EXERCISE BRIEF: Find and return each line containing "fatto".

------------------------------

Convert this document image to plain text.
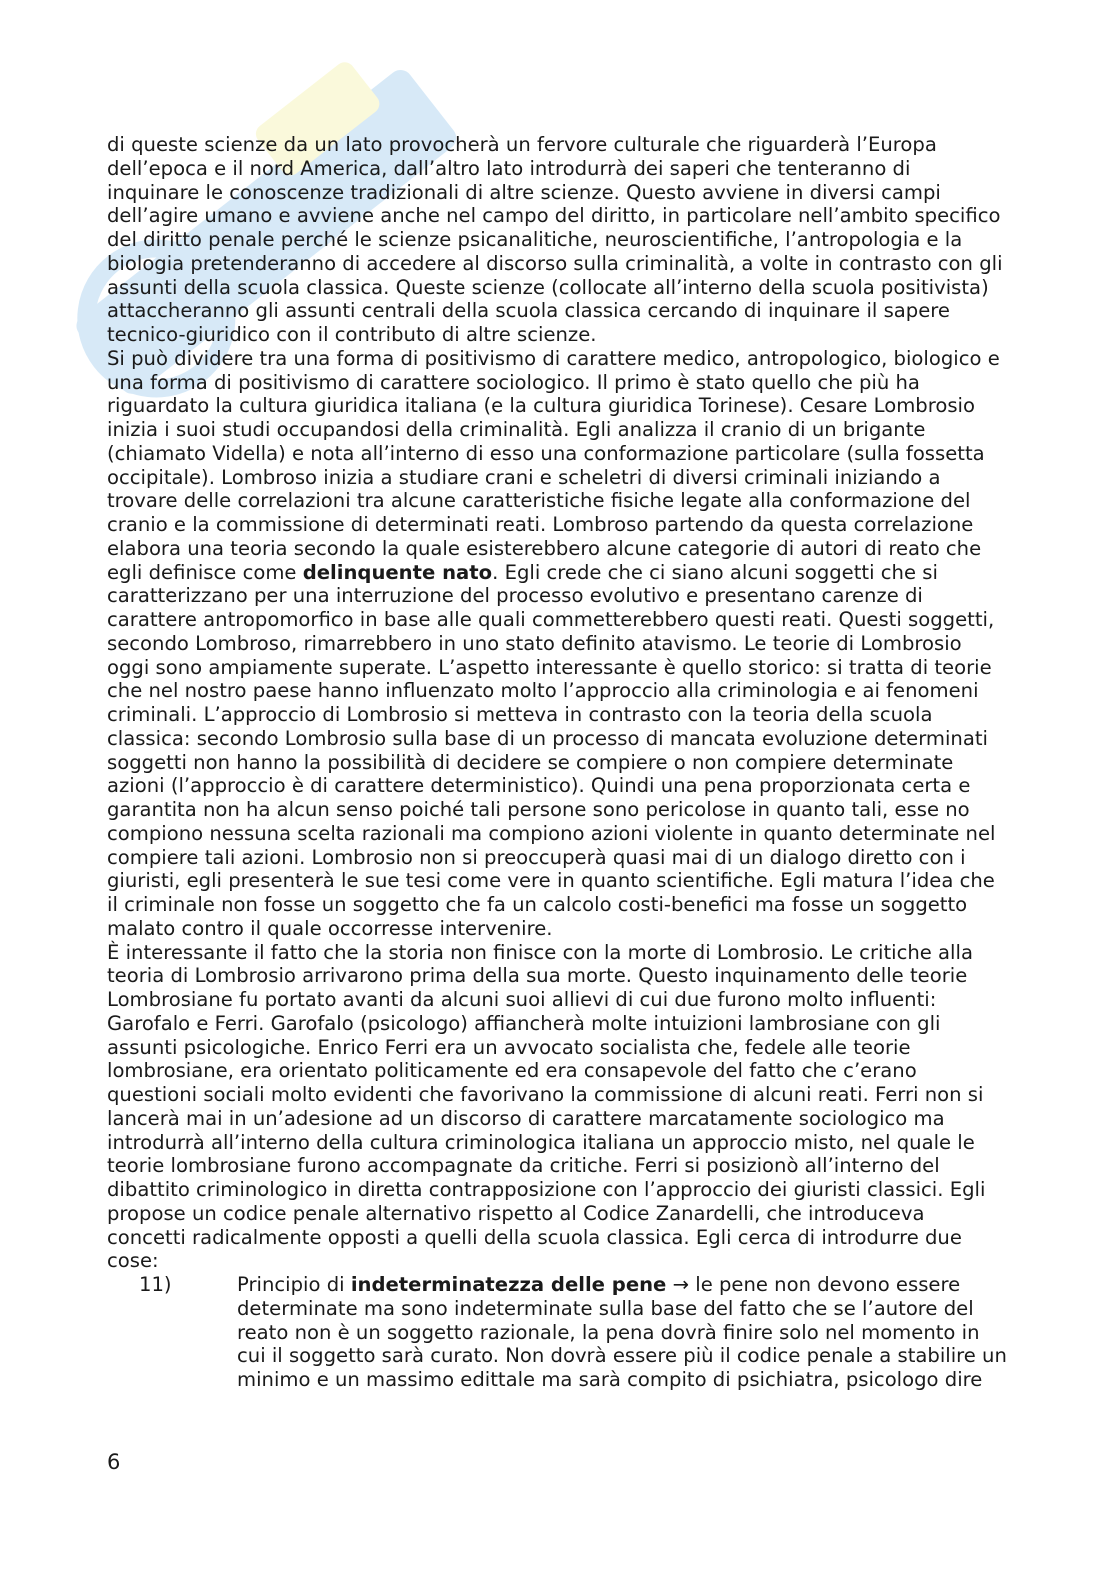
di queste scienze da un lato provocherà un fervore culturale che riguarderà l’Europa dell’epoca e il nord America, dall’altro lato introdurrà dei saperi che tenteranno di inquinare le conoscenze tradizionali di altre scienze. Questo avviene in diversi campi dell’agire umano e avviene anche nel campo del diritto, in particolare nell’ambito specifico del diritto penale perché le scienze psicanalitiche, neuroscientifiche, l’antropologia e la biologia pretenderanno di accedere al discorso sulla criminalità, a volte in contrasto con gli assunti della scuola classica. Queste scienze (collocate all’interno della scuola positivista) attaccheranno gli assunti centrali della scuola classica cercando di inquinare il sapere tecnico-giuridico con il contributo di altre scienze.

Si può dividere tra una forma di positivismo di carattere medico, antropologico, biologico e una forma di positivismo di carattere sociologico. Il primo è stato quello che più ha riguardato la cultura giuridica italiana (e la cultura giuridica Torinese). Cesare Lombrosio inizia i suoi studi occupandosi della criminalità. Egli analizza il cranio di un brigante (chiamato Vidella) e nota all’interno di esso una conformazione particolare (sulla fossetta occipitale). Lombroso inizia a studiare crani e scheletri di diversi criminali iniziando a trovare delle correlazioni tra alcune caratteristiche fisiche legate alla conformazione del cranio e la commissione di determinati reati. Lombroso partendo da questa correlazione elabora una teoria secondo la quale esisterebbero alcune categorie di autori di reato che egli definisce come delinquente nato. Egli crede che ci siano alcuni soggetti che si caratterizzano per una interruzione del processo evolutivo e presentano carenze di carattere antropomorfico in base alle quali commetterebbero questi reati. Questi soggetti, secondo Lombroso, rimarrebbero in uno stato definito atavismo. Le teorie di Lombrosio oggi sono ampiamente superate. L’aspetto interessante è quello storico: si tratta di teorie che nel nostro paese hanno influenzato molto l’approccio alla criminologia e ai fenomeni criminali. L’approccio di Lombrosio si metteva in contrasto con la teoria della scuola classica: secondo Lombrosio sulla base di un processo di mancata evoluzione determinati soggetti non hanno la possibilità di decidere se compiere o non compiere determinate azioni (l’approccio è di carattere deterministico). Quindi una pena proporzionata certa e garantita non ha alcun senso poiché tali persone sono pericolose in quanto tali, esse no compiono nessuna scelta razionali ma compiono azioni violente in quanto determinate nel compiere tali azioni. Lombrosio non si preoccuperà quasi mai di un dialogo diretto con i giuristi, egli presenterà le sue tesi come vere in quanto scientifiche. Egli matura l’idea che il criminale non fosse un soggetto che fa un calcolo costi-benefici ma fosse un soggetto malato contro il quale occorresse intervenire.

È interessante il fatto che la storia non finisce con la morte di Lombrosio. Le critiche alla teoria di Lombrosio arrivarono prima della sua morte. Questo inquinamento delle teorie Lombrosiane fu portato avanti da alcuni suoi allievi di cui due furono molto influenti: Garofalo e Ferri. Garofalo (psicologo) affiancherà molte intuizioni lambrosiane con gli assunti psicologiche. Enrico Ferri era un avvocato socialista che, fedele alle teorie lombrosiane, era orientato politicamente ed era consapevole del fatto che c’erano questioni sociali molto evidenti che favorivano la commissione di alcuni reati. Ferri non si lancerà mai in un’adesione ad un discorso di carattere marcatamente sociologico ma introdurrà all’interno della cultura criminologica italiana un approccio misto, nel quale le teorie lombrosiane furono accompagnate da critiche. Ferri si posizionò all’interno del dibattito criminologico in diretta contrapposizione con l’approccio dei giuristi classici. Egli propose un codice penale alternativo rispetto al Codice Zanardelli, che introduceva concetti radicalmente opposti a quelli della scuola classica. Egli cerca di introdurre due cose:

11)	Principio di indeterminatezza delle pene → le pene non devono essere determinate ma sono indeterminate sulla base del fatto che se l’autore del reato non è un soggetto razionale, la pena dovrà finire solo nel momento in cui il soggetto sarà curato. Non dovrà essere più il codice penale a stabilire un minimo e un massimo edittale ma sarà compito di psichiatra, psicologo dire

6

------------------------------

RESULT OF THE TASK:
È interessante il fatto che la storia non finisce con la morte di Lombrosio. Le critiche alla teoria di Lombrosio arrivarono prima della sua morte. Questo inquinamento delle teorie Lombrosiane fu portato avanti da alcuni suoi allievi di cui due furono molto influenti: Garofalo e Ferri. Garofalo (psicologo) affiancherà molte intuizioni lambrosiane con gli assunti psicologiche. Enrico Ferri era un avvocato socialista che, fedele alle teorie lombrosiane, era orientato politicamente ed era consapevole del fatto che c’erano questioni sociali molto evidenti che favorivano la commissione di alcuni reati. Ferri non si lancerà mai in un’adesione ad un discorso di carattere marcatamente sociologico ma introdurrà all’interno della cultura criminologica italiana un approccio misto, nel quale le teorie lombrosiane furono accompagnate da critiche. Ferri si posizionò all’interno del dibattito criminologico in diretta contrapposizione con l’approccio dei giuristi classici. Egli propose un codice penale alternativo rispetto al Codice Zanardelli, che introduceva concetti radicalmente opposti a quelli della scuola classica. Egli cerca di introdurre due cose:
11)	Principio di indeterminatezza delle pene → le pene non devono essere determinate ma sono indeterminate sulla base del fatto che se l’autore del reato non è un soggetto razionale, la pena dovrà finire solo nel momento in cui il soggetto sarà curato. Non dovrà essere più il codice penale a stabilire un minimo e un massimo edittale ma sarà compito di psichiatra, psicologo dire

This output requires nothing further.